**Description of the task:** Set out each line from the following listing that includes the word "无名江湖".

# START OF Records shown

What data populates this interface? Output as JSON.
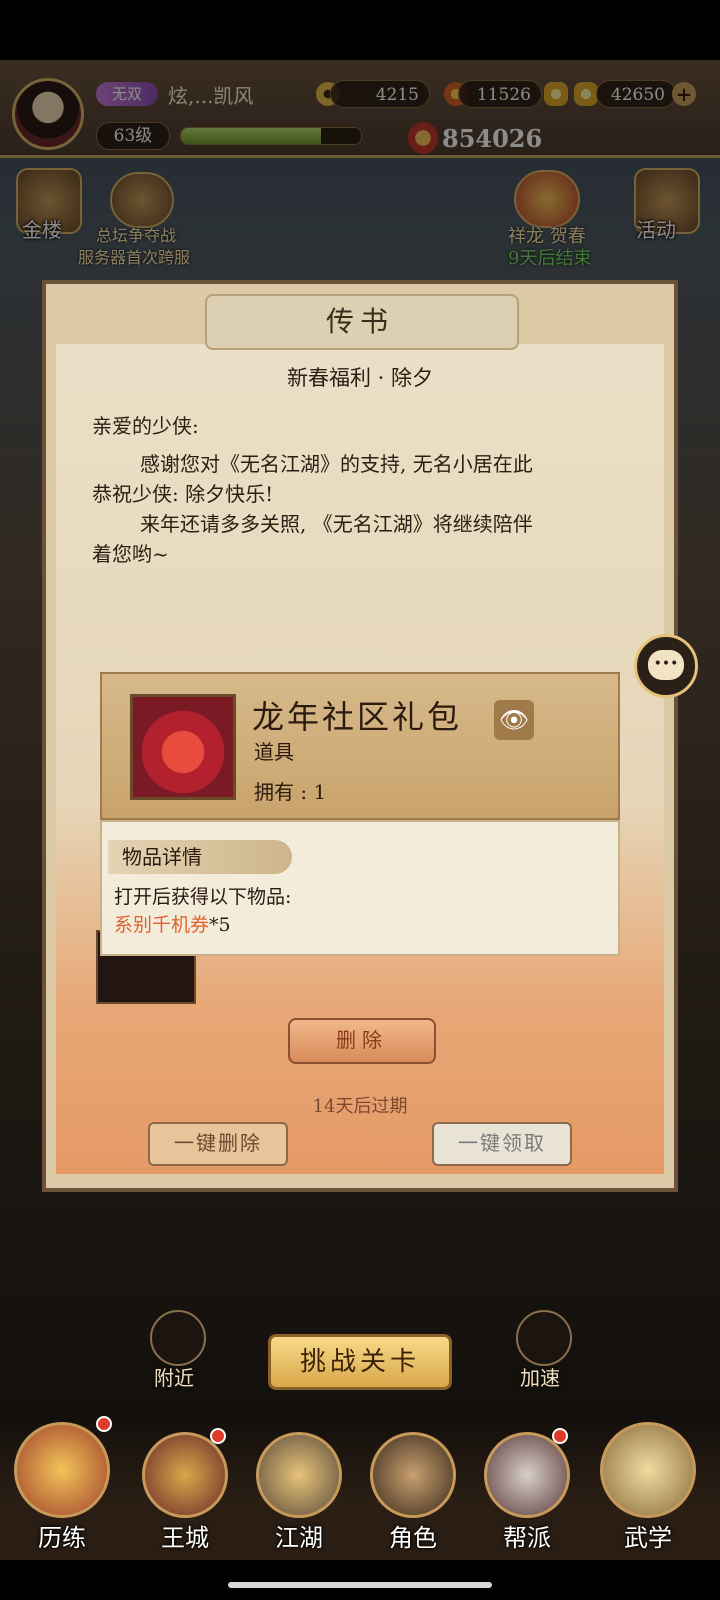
{
  "header": {
    "badge": "无双",
    "player_name": "炫,...凯风",
    "level": "63级",
    "xp_fraction": 0.78,
    "copper": "4215",
    "stamina": "11526",
    "gold": "42650",
    "power": "854026"
  },
  "side_icons": {
    "gold_tower": "金楼",
    "event_title": "总坛争夺战",
    "event_sub": "服务器首次跨服",
    "dragon_title": "祥龙 贺春",
    "dragon_sub": "9天后结束",
    "activity": "活动"
  },
  "dialog": {
    "title": "传书",
    "subject": "新春福利 · 除夕",
    "greeting": "亲爱的少侠:",
    "para1_line1": "感谢您对《无名江湖》的支持, 无名小居在此",
    "para1_line2": "恭祝少侠: 除夕快乐!",
    "para2_line1": "来年还请多多关照, 《无名江湖》将继续陪伴",
    "para2_line2": "着您哟~",
    "delete_label": "删除",
    "expire": "14天后过期",
    "delete_all_label": "一键删除",
    "get_all_label": "一键领取"
  },
  "item_popup": {
    "name": "龙年社区礼包",
    "type": "道具",
    "owned": "拥有 : 1",
    "detail_tag": "物品详情",
    "description": "打开后获得以下物品:",
    "reward_name": "系别千机券",
    "reward_qty": "*5"
  },
  "bottom": {
    "challenge_label": "挑战关卡",
    "nearby": "附近",
    "speedup": "加速"
  },
  "navbar": {
    "items": [
      {
        "label": "历练",
        "badge": true
      },
      {
        "label": "王城",
        "badge": true
      },
      {
        "label": "江湖",
        "badge": false
      },
      {
        "label": "角色",
        "badge": false
      },
      {
        "label": "帮派",
        "badge": true
      },
      {
        "label": "武学",
        "badge": false
      }
    ]
  },
  "colors": {
    "highlight_orange": "#e0632e",
    "frame_brown": "#6b5136",
    "gold_accent": "#d9b26a"
  }
}
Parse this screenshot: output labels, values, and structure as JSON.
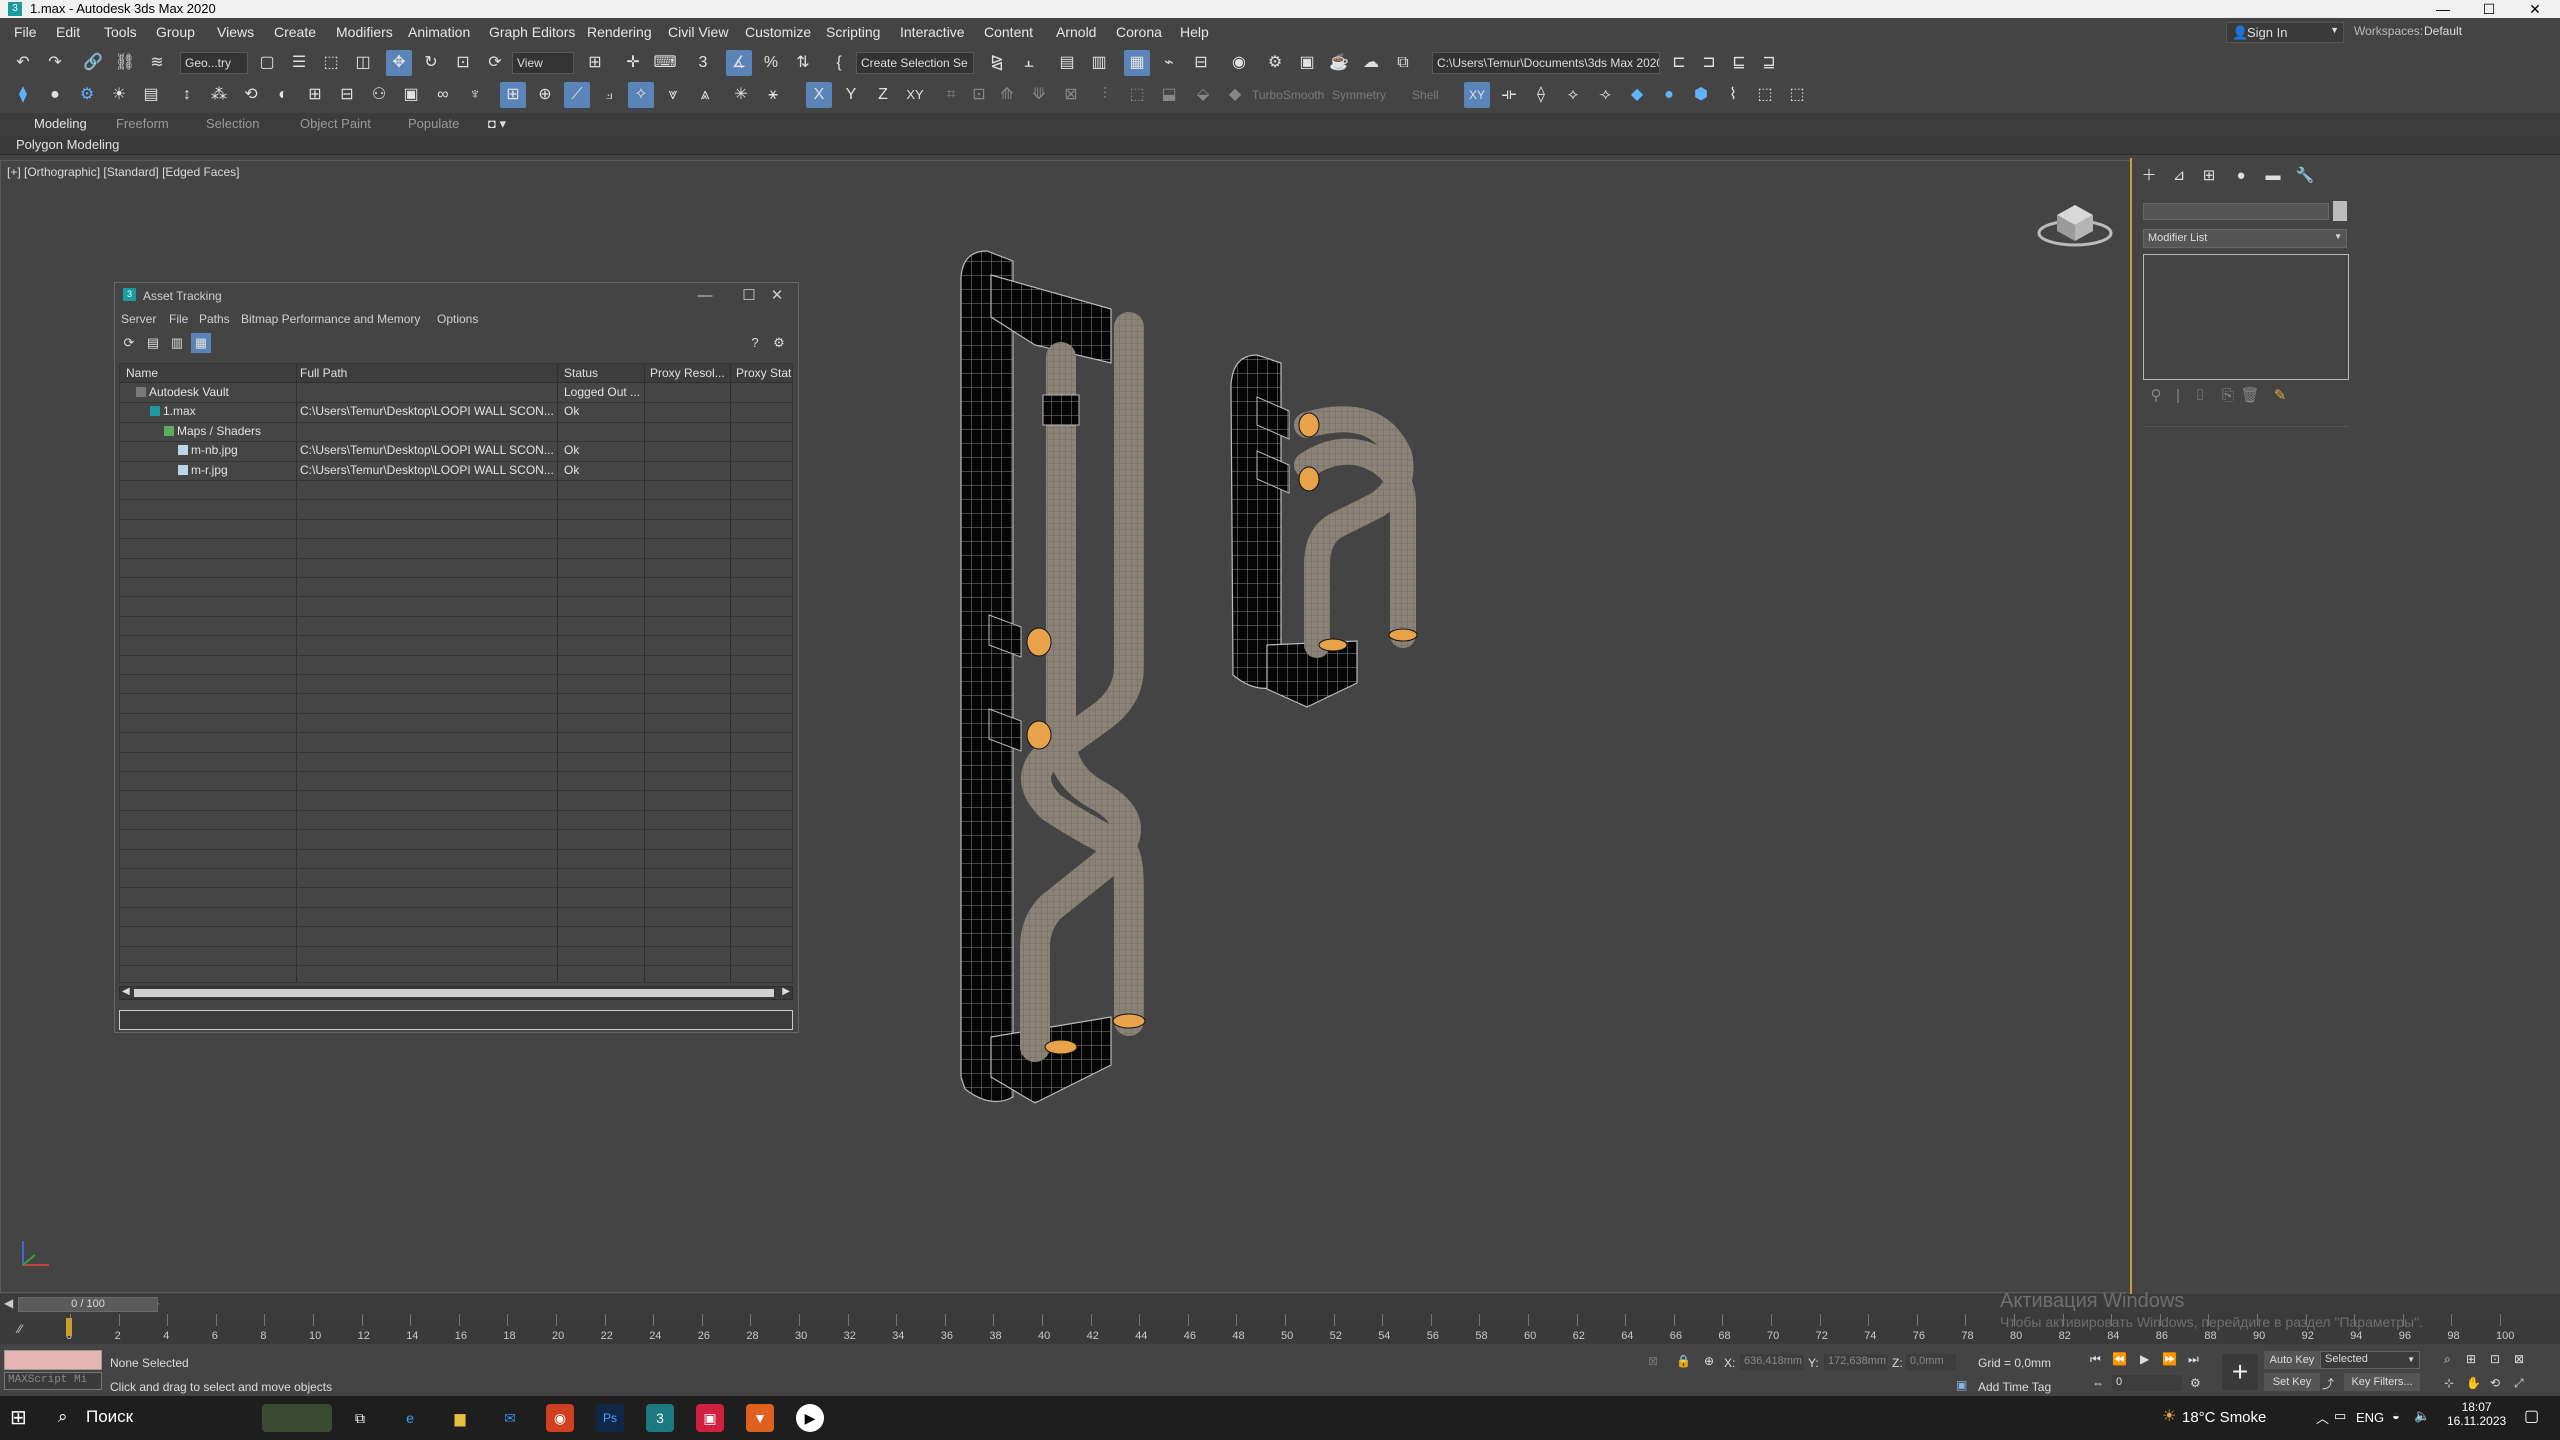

# END OF Records shown

**Answer below:**
    "para1_line1": "感谢您对《无名江湖》的支持, 无名小居在此",
    "para2_line1": "来年还请多多关照, 《无名江湖》将继续陪伴",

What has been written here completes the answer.